WHAT YOU WILL DO: Print all records exactly, leaving nothing out.

RECORD EXTRACTS:
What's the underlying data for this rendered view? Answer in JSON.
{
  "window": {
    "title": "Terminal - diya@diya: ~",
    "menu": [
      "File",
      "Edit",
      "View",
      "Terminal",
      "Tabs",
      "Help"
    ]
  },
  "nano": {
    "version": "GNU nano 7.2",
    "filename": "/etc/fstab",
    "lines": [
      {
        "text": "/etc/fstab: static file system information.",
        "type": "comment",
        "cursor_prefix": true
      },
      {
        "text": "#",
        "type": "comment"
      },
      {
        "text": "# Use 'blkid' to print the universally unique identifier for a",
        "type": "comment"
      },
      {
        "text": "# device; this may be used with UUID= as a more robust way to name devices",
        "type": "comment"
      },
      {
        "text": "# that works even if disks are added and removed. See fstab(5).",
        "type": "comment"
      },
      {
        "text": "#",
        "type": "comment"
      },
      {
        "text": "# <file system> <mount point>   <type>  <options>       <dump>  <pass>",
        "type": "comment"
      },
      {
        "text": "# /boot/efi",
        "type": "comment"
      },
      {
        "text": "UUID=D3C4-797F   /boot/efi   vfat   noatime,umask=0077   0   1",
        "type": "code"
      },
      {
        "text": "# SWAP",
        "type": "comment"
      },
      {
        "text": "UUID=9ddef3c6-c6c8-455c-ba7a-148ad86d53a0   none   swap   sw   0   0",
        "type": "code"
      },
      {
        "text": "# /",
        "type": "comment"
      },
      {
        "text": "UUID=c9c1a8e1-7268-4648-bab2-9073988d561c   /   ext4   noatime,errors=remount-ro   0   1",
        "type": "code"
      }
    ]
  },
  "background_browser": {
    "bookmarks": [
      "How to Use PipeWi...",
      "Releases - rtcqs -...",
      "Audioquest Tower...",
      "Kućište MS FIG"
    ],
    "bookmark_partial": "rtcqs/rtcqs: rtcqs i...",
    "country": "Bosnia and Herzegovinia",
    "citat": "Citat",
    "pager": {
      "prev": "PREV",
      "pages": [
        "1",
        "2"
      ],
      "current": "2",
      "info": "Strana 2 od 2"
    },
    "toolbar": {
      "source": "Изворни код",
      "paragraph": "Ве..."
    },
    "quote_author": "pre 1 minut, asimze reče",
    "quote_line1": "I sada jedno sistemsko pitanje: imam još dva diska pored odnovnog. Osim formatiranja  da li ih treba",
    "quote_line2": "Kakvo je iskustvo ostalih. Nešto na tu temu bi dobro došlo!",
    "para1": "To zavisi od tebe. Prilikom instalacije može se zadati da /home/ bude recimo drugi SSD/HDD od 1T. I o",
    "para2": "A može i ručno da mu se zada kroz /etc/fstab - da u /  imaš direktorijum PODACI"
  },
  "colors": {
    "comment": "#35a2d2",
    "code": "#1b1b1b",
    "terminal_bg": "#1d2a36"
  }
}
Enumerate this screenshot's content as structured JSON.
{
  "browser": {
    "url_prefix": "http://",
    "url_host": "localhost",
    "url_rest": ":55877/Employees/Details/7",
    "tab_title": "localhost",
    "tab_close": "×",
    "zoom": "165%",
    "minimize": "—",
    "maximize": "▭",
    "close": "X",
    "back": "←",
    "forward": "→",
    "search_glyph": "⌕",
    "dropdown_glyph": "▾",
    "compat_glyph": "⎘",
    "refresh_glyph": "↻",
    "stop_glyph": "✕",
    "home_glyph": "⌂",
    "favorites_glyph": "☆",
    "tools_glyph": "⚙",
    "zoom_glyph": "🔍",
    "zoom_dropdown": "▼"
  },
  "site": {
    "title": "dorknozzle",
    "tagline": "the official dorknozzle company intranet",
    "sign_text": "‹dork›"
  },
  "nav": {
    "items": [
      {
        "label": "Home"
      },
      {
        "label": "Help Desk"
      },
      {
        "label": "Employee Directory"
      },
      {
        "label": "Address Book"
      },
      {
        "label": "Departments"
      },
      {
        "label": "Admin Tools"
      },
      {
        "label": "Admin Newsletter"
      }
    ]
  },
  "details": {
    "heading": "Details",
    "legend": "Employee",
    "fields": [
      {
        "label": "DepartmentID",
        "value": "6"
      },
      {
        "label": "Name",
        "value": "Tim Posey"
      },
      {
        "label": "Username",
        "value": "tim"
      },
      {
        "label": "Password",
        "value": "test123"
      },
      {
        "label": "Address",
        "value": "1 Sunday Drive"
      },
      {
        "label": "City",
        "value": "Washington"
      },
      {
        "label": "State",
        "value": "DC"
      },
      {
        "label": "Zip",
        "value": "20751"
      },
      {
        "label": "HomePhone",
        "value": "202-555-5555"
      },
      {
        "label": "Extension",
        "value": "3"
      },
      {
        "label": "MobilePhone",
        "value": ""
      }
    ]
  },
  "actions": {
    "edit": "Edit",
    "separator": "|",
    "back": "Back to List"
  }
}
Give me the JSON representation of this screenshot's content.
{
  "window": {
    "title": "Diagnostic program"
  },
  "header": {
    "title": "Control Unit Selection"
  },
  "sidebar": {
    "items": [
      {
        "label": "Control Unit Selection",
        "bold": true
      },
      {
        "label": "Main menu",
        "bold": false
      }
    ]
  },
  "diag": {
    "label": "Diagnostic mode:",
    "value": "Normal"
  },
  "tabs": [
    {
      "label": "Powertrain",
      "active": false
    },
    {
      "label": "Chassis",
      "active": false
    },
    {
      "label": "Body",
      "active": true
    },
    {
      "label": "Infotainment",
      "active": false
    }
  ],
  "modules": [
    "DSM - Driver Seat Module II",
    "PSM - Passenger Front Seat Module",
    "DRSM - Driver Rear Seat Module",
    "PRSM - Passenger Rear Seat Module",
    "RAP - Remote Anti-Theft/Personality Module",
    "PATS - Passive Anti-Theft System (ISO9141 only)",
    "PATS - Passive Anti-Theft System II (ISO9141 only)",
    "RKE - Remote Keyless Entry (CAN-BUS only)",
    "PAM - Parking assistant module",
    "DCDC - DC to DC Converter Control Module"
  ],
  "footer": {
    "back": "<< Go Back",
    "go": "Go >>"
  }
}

WRITTEN ANSWER:
What's the underlying data for this rendered view? Answer in JSON.
{
  "window": {
    "title": "Terminal - diya@diya: ~",
    "menu": [
      "File",
      "Edit",
      "View",
      "Terminal",
      "Tabs",
      "Help"
    ]
  },
  "nano": {
    "version": "GNU nano 7.2",
    "filename": "/etc/fstab",
    "lines": [
      {
        "text": "/etc/fstab: static file system information.",
        "type": "comment",
        "cursor_prefix": true
      },
      {
        "text": "#",
        "type": "comment"
      },
      {
        "text": "# Use 'blkid' to print the universally unique identifier for a",
        "type": "comment"
      },
      {
        "text": "# device; this may be used with UUID= as a more robust way to name devices",
        "type": "comment"
      },
      {
        "text": "# that works even if disks are added and removed. See fstab(5).",
        "type": "comment"
      },
      {
        "text": "#",
        "type": "comment"
      },
      {
        "text": "# <file system> <mount point>   <type>  <options>       <dump>  <pass>",
        "type": "comment"
      },
      {
        "text": "# /boot/efi",
        "type": "comment"
      },
      {
        "text": "UUID=D3C4-797F   /boot/efi   vfat   noatime,umask=0077   0   1",
        "type": "code"
      },
      {
        "text": "# SWAP",
        "type": "comment"
      },
      {
        "text": "UUID=9ddef3c6-c6c8-455c-ba7a-148ad86d53a0   none   swap   sw   0   0",
        "type": "code"
      },
      {
        "text": "# /",
        "type": "comment"
      },
      {
        "text": "UUID=c9c1a8e1-7268-4648-bab2-9073988d561c   /   ext4   noatime,errors=remount-ro   0   1",
        "type": "code"
      }
    ]
  },
  "background_browser": {
    "bookmarks": [
      "How to Use PipeWi...",
      "Releases - rtcqs -...",
      "Audioquest Tower...",
      "Kućište MS FIG"
    ],
    "bookmark_partial": "rtcqs/rtcqs: rtcqs i...",
    "country": "Bosnia and Herzegovinia",
    "citat": "Citat",
    "pager": {
      "prev": "PREV",
      "pages": [
        "1",
        "2"
      ],
      "current": "2",
      "info": "Strana 2 od 2"
    },
    "toolbar": {
      "source": "Изворни код",
      "paragraph": "Ве..."
    },
    "quote_author": "pre 1 minut, asimze reče",
    "quote_line1": "I sada jedno sistemsko pitanje: imam još dva diska pored odnovnog. Osim formatiranja  da li ih treba",
    "quote_line2": "Kakvo je iskustvo ostalih. Nešto na tu temu bi dobro došlo!",
    "para1": "To zavisi od tebe. Prilikom instalacije može se zadati da /home/ bude recimo drugi SSD/HDD od 1T. I o",
    "para2": "A može i ručno da mu se zada kroz /etc/fstab - da u /  imaš direktorijum PODACI"
  },
  "colors": {
    "comment": "#35a2d2",
    "code": "#1b1b1b",
    "terminal_bg": "#1d2a36"
  }
}
Enumerate this screenshot's content as structured JSON.
{
  "browser": {
    "url_prefix": "http://",
    "url_host": "localhost",
    "url_rest": ":55877/Employees/Details/7",
    "tab_title": "localhost",
    "tab_close": "×",
    "zoom": "165%",
    "minimize": "—",
    "maximize": "▭",
    "close": "X",
    "back": "←",
    "forward": "→",
    "search_glyph": "⌕",
    "dropdown_glyph": "▾",
    "compat_glyph": "⎘",
    "refresh_glyph": "↻",
    "stop_glyph": "✕",
    "home_glyph": "⌂",
    "favorites_glyph": "☆",
    "tools_glyph": "⚙",
    "zoom_glyph": "🔍",
    "zoom_dropdown": "▼"
  },
  "site": {
    "title": "dorknozzle",
    "tagline": "the official dorknozzle company intranet",
    "sign_text": "‹dork›"
  },
  "nav": {
    "items": [
      {
        "label": "Home"
      },
      {
        "label": "Help Desk"
      },
      {
        "label": "Employee Directory"
      },
      {
        "label": "Address Book"
      },
      {
        "label": "Departments"
      },
      {
        "label": "Admin Tools"
      },
      {
        "label": "Admin Newsletter"
      }
    ]
  },
  "details": {
    "heading": "Details",
    "legend": "Employee",
    "fields": [
      {
        "label": "DepartmentID",
        "value": "6"
      },
      {
        "label": "Name",
        "value": "Tim Posey"
      },
      {
        "label": "Username",
        "value": "tim"
      },
      {
        "label": "Password",
        "value": "test123"
      },
      {
        "label": "Address",
        "value": "1 Sunday Drive"
      },
      {
        "label": "City",
        "value": "Washington"
      },
      {
        "label": "State",
        "value": "DC"
      },
      {
        "label": "Zip",
        "value": "20751"
      },
      {
        "label": "HomePhone",
        "value": "202-555-5555"
      },
      {
        "label": "Extension",
        "value": "3"
      },
      {
        "label": "MobilePhone",
        "value": ""
      }
    ]
  },
  "actions": {
    "edit": "Edit",
    "separator": "|",
    "back": "Back to List"
  }
}
Give me the JSON representation of this screenshot's content.
{
  "window": {
    "title": "Diagnostic program"
  },
  "header": {
    "title": "Control Unit Selection"
  },
  "sidebar": {
    "items": [
      {
        "label": "Control Unit Selection",
        "bold": true
      },
      {
        "label": "Main menu",
        "bold": false
      }
    ]
  },
  "diag": {
    "label": "Diagnostic mode:",
    "value": "Normal"
  },
  "tabs": [
    {
      "label": "Powertrain",
      "active": false
    },
    {
      "label": "Chassis",
      "active": false
    },
    {
      "label": "Body",
      "active": true
    },
    {
      "label": "Infotainment",
      "active": false
    }
  ],
  "modules": [
    "DSM - Driver Seat Module II",
    "PSM - Passenger Front Seat Module",
    "DRSM - Driver Rear Seat Module",
    "PRSM - Passenger Rear Seat Module",
    "RAP - Remote Anti-Theft/Personality Module",
    "PATS - Passive Anti-Theft System (ISO9141 only)",
    "PATS - Passive Anti-Theft System II (ISO9141 only)",
    "RKE - Remote Keyless Entry (CAN-BUS only)",
    "PAM - Parking assistant module",
    "DCDC - DC to DC Converter Control Module"
  ],
  "footer": {
    "back": "<< Go Back",
    "go": "Go >>"
  }
}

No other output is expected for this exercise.